--- EXTRACTED DATA ---
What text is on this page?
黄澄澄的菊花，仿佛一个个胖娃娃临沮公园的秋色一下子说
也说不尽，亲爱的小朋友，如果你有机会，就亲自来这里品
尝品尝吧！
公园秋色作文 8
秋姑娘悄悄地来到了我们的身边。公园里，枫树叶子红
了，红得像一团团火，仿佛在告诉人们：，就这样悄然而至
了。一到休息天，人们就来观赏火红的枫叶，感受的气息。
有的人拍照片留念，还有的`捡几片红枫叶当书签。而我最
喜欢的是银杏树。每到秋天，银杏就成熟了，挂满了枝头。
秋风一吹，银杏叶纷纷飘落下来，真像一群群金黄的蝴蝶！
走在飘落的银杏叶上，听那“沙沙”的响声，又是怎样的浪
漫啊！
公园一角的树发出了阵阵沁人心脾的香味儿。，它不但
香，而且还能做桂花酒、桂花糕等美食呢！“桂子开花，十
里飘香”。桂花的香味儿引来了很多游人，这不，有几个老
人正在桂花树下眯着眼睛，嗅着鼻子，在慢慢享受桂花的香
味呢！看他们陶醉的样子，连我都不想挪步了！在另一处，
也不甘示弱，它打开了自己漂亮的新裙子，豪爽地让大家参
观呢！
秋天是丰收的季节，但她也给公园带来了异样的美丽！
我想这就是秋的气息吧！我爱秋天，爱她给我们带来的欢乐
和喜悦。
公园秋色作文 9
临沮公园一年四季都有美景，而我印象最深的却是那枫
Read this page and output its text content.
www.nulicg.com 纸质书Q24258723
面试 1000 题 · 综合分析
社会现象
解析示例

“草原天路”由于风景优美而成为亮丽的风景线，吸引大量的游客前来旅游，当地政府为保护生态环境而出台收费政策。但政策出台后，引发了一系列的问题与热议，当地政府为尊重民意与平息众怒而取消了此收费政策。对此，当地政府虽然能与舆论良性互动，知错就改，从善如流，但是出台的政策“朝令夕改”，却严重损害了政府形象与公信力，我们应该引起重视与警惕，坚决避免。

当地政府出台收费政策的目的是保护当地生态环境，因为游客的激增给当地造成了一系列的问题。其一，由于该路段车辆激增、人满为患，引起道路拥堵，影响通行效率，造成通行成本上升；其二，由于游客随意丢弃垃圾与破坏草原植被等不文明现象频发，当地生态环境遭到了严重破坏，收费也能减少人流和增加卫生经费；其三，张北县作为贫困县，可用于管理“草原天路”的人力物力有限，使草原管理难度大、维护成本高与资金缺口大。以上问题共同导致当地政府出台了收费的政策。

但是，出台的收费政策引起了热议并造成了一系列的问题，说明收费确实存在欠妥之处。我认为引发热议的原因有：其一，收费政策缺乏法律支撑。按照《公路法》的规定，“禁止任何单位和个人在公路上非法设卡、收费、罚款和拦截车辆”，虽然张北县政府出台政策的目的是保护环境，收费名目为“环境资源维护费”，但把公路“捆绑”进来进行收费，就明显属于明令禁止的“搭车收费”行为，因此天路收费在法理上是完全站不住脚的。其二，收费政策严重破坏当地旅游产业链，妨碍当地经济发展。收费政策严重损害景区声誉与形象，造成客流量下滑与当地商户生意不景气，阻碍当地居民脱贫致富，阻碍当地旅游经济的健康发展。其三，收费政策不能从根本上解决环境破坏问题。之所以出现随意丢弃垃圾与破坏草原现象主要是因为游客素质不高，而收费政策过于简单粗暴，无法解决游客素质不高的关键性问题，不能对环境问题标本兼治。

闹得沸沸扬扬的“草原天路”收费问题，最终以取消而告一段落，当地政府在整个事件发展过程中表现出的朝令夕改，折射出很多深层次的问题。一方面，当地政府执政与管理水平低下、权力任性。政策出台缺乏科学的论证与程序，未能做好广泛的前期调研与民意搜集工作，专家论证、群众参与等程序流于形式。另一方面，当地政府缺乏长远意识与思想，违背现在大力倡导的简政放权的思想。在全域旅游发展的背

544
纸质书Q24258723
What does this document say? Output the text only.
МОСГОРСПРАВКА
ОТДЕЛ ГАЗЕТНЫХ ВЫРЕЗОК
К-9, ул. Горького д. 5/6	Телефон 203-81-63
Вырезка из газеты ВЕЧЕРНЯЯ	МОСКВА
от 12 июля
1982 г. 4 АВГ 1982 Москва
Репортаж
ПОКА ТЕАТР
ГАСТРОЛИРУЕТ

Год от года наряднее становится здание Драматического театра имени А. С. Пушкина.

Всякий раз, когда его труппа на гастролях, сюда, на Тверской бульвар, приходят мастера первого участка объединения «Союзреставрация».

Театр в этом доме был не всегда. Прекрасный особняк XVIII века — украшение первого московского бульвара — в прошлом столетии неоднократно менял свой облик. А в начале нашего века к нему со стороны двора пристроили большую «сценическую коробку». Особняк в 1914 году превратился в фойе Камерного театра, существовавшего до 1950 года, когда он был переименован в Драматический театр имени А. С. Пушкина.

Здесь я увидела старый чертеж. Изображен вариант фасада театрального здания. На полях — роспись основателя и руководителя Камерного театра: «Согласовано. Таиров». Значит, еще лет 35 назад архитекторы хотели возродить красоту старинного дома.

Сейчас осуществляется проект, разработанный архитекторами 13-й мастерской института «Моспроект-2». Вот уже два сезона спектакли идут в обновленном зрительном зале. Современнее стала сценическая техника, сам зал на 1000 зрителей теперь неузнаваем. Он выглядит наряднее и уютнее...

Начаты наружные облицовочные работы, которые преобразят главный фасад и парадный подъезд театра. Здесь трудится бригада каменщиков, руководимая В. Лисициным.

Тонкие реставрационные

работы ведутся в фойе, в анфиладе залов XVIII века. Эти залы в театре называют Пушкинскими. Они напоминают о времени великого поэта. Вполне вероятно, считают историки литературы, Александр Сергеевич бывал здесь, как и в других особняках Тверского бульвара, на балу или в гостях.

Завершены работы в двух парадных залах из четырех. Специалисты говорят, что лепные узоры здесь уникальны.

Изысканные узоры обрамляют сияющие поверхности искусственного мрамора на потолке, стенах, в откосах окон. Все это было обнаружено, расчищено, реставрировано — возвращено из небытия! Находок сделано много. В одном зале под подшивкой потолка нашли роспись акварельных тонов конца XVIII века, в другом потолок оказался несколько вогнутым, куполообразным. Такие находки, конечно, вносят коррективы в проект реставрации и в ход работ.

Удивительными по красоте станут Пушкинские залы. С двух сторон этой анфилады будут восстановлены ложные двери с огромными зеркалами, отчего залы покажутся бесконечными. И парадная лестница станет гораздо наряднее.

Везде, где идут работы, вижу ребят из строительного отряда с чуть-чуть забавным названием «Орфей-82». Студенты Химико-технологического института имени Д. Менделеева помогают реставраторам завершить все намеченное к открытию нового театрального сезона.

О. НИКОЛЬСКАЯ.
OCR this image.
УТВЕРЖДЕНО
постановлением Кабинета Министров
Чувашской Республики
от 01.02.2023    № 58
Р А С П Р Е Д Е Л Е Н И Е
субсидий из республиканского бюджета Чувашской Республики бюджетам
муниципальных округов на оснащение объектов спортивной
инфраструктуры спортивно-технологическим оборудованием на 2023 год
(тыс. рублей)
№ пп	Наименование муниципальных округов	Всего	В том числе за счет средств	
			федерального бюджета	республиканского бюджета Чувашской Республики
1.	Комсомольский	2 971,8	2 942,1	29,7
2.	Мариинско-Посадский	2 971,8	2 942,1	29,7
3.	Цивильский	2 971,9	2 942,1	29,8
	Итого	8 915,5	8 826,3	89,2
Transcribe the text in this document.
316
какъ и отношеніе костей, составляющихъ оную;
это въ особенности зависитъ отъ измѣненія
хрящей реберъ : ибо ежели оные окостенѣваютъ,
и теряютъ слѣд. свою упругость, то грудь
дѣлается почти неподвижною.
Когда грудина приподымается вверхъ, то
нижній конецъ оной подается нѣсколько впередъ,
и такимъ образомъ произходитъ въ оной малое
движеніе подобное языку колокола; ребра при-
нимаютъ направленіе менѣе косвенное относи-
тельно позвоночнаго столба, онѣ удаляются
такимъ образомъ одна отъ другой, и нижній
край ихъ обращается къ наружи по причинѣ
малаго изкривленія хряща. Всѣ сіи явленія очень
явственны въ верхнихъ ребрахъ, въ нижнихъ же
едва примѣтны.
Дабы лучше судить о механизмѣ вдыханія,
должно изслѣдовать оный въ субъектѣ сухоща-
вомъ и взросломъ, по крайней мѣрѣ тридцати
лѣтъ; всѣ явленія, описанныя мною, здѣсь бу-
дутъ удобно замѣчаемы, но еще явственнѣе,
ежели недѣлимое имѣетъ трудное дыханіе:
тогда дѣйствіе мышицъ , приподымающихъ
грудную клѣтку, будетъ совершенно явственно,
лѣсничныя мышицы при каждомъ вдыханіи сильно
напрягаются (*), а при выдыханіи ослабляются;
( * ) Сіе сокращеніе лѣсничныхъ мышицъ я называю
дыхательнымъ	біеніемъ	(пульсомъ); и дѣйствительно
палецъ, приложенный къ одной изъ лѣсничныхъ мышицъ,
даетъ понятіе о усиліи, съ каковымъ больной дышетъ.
---
▸ GOAL
Copy out every line with the word "Республики".

▸ ANSWER BELOW
Чувашской Республики
субсидий из республиканского бюджета Чувашской Республики бюджетам
			федерального бюджета	республиканского бюджета Чувашской Республики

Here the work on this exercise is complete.